(STATED EXERCISE) Output an exact reproduction of the data.
------ RECORD LIST
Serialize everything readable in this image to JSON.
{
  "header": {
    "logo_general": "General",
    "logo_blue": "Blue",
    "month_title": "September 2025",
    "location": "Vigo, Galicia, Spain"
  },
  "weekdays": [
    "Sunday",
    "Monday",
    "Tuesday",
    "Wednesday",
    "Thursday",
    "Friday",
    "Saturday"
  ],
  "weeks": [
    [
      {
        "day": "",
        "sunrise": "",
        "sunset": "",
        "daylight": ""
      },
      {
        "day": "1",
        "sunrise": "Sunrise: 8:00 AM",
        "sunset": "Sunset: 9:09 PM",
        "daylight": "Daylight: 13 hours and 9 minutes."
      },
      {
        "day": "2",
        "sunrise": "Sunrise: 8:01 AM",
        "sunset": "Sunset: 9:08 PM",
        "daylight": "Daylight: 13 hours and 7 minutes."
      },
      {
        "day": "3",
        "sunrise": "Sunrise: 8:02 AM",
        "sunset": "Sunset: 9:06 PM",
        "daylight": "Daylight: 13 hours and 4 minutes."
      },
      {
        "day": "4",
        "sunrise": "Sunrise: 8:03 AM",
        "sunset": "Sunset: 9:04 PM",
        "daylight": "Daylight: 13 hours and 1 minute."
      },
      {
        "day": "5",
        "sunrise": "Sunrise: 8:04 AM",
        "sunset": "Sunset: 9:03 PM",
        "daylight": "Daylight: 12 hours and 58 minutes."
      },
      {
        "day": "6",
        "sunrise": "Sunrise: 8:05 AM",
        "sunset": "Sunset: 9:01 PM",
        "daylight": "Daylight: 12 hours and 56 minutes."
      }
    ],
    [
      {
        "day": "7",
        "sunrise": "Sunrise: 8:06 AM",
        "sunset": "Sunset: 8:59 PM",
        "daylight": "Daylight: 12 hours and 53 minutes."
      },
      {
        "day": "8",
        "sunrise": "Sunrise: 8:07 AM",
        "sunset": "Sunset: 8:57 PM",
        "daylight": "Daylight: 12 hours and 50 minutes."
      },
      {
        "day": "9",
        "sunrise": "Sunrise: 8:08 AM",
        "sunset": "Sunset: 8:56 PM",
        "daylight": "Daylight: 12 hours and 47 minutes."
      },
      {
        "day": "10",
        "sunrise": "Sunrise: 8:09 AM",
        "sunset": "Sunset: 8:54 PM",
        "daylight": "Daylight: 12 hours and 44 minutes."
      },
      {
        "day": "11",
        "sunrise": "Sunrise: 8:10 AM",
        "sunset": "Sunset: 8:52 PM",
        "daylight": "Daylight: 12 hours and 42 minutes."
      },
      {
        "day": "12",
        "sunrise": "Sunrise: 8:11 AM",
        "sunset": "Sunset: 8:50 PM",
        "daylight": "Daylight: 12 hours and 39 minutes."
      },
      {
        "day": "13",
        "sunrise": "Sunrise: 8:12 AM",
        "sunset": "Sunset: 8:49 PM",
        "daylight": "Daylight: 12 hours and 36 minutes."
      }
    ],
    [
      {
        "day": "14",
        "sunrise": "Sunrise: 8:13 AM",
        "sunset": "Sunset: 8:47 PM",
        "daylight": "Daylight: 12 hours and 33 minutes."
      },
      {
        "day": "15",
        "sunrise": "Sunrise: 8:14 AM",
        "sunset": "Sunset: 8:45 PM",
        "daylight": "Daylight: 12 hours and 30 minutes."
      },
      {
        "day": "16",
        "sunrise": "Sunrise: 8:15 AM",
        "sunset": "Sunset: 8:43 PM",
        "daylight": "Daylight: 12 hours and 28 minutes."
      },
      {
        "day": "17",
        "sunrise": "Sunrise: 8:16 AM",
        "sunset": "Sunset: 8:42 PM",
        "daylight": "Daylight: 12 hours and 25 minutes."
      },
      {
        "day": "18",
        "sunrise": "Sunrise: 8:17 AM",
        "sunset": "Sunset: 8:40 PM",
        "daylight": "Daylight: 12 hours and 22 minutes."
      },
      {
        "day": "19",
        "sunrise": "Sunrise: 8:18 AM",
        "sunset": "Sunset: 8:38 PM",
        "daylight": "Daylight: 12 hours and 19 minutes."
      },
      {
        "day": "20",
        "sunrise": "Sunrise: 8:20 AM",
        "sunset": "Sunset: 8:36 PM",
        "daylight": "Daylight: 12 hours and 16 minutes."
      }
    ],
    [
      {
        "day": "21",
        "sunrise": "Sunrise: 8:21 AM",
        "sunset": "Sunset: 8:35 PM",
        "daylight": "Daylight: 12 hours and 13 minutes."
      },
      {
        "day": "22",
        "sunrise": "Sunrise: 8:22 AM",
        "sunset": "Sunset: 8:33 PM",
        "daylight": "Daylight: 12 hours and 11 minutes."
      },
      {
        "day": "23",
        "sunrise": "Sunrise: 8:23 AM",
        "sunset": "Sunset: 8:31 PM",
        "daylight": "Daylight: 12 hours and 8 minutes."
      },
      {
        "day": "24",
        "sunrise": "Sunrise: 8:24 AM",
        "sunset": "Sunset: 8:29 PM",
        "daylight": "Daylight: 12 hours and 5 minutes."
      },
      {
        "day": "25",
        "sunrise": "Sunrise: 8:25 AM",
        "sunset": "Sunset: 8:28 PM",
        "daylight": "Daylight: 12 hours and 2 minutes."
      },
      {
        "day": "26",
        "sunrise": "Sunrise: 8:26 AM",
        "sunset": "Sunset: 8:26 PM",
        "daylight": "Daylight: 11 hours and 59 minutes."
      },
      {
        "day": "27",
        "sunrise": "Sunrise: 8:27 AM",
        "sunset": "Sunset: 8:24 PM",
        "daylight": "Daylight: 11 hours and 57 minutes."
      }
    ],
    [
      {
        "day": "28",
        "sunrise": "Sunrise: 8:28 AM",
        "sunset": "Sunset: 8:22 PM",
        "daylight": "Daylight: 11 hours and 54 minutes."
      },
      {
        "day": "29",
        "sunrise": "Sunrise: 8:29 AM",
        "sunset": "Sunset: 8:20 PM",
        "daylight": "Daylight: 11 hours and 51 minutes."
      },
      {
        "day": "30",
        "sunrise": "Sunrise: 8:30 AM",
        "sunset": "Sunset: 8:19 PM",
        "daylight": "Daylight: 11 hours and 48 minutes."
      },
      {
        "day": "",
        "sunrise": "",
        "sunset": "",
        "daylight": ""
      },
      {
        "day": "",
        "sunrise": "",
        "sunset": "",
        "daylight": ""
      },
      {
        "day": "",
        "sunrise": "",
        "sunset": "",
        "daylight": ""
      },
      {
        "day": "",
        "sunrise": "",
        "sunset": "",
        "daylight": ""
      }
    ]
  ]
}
------------
(TASK RESPONSE)
Serialize everything readable in this image to JSON.
{
  "header": {
    "logo_general": "General",
    "logo_blue": "Blue",
    "month_title": "September 2025",
    "location": "Vigo, Galicia, Spain"
  },
  "weekdays": [
    "Sunday",
    "Monday",
    "Tuesday",
    "Wednesday",
    "Thursday",
    "Friday",
    "Saturday"
  ],
  "weeks": [
    [
      {
        "day": "",
        "sunrise": "",
        "sunset": "",
        "daylight": ""
      },
      {
        "day": "1",
        "sunrise": "Sunrise: 8:00 AM",
        "sunset": "Sunset: 9:09 PM",
        "daylight": "Daylight: 13 hours and 9 minutes."
      },
      {
        "day": "2",
        "sunrise": "Sunrise: 8:01 AM",
        "sunset": "Sunset: 9:08 PM",
        "daylight": "Daylight: 13 hours and 7 minutes."
      },
      {
        "day": "3",
        "sunrise": "Sunrise: 8:02 AM",
        "sunset": "Sunset: 9:06 PM",
        "daylight": "Daylight: 13 hours and 4 minutes."
      },
      {
        "day": "4",
        "sunrise": "Sunrise: 8:03 AM",
        "sunset": "Sunset: 9:04 PM",
        "daylight": "Daylight: 13 hours and 1 minute."
      },
      {
        "day": "5",
        "sunrise": "Sunrise: 8:04 AM",
        "sunset": "Sunset: 9:03 PM",
        "daylight": "Daylight: 12 hours and 58 minutes."
      },
      {
        "day": "6",
        "sunrise": "Sunrise: 8:05 AM",
        "sunset": "Sunset: 9:01 PM",
        "daylight": "Daylight: 12 hours and 56 minutes."
      }
    ],
    [
      {
        "day": "7",
        "sunrise": "Sunrise: 8:06 AM",
        "sunset": "Sunset: 8:59 PM",
        "daylight": "Daylight: 12 hours and 53 minutes."
      },
      {
        "day": "8",
        "sunrise": "Sunrise: 8:07 AM",
        "sunset": "Sunset: 8:57 PM",
        "daylight": "Daylight: 12 hours and 50 minutes."
      },
      {
        "day": "9",
        "sunrise": "Sunrise: 8:08 AM",
        "sunset": "Sunset: 8:56 PM",
        "daylight": "Daylight: 12 hours and 47 minutes."
      },
      {
        "day": "10",
        "sunrise": "Sunrise: 8:09 AM",
        "sunset": "Sunset: 8:54 PM",
        "daylight": "Daylight: 12 hours and 44 minutes."
      },
      {
        "day": "11",
        "sunrise": "Sunrise: 8:10 AM",
        "sunset": "Sunset: 8:52 PM",
        "daylight": "Daylight: 12 hours and 42 minutes."
      },
      {
        "day": "12",
        "sunrise": "Sunrise: 8:11 AM",
        "sunset": "Sunset: 8:50 PM",
        "daylight": "Daylight: 12 hours and 39 minutes."
      },
      {
        "day": "13",
        "sunrise": "Sunrise: 8:12 AM",
        "sunset": "Sunset: 8:49 PM",
        "daylight": "Daylight: 12 hours and 36 minutes."
      }
    ],
    [
      {
        "day": "14",
        "sunrise": "Sunrise: 8:13 AM",
        "sunset": "Sunset: 8:47 PM",
        "daylight": "Daylight: 12 hours and 33 minutes."
      },
      {
        "day": "15",
        "sunrise": "Sunrise: 8:14 AM",
        "sunset": "Sunset: 8:45 PM",
        "daylight": "Daylight: 12 hours and 30 minutes."
      },
      {
        "day": "16",
        "sunrise": "Sunrise: 8:15 AM",
        "sunset": "Sunset: 8:43 PM",
        "daylight": "Daylight: 12 hours and 28 minutes."
      },
      {
        "day": "17",
        "sunrise": "Sunrise: 8:16 AM",
        "sunset": "Sunset: 8:42 PM",
        "daylight": "Daylight: 12 hours and 25 minutes."
      },
      {
        "day": "18",
        "sunrise": "Sunrise: 8:17 AM",
        "sunset": "Sunset: 8:40 PM",
        "daylight": "Daylight: 12 hours and 22 minutes."
      },
      {
        "day": "19",
        "sunrise": "Sunrise: 8:18 AM",
        "sunset": "Sunset: 8:38 PM",
        "daylight": "Daylight: 12 hours and 19 minutes."
      },
      {
        "day": "20",
        "sunrise": "Sunrise: 8:20 AM",
        "sunset": "Sunset: 8:36 PM",
        "daylight": "Daylight: 12 hours and 16 minutes."
      }
    ],
    [
      {
        "day": "21",
        "sunrise": "Sunrise: 8:21 AM",
        "sunset": "Sunset: 8:35 PM",
        "daylight": "Daylight: 12 hours and 13 minutes."
      },
      {
        "day": "22",
        "sunrise": "Sunrise: 8:22 AM",
        "sunset": "Sunset: 8:33 PM",
        "daylight": "Daylight: 12 hours and 11 minutes."
      },
      {
        "day": "23",
        "sunrise": "Sunrise: 8:23 AM",
        "sunset": "Sunset: 8:31 PM",
        "daylight": "Daylight: 12 hours and 8 minutes."
      },
      {
        "day": "24",
        "sunrise": "Sunrise: 8:24 AM",
        "sunset": "Sunset: 8:29 PM",
        "daylight": "Daylight: 12 hours and 5 minutes."
      },
      {
        "day": "25",
        "sunrise": "Sunrise: 8:25 AM",
        "sunset": "Sunset: 8:28 PM",
        "daylight": "Daylight: 12 hours and 2 minutes."
      },
      {
        "day": "26",
        "sunrise": "Sunrise: 8:26 AM",
        "sunset": "Sunset: 8:26 PM",
        "daylight": "Daylight: 11 hours and 59 minutes."
      },
      {
        "day": "27",
        "sunrise": "Sunrise: 8:27 AM",
        "sunset": "Sunset: 8:24 PM",
        "daylight": "Daylight: 11 hours and 57 minutes."
      }
    ],
    [
      {
        "day": "28",
        "sunrise": "Sunrise: 8:28 AM",
        "sunset": "Sunset: 8:22 PM",
        "daylight": "Daylight: 11 hours and 54 minutes."
      },
      {
        "day": "29",
        "sunrise": "Sunrise: 8:29 AM",
        "sunset": "Sunset: 8:20 PM",
        "daylight": "Daylight: 11 hours and 51 minutes."
      },
      {
        "day": "30",
        "sunrise": "Sunrise: 8:30 AM",
        "sunset": "Sunset: 8:19 PM",
        "daylight": "Daylight: 11 hours and 48 minutes."
      },
      {
        "day": "",
        "sunrise": "",
        "sunset": "",
        "daylight": ""
      },
      {
        "day": "",
        "sunrise": "",
        "sunset": "",
        "daylight": ""
      },
      {
        "day": "",
        "sunrise": "",
        "sunset": "",
        "daylight": ""
      },
      {
        "day": "",
        "sunrise": "",
        "sunset": "",
        "daylight": ""
      }
    ]
  ]
}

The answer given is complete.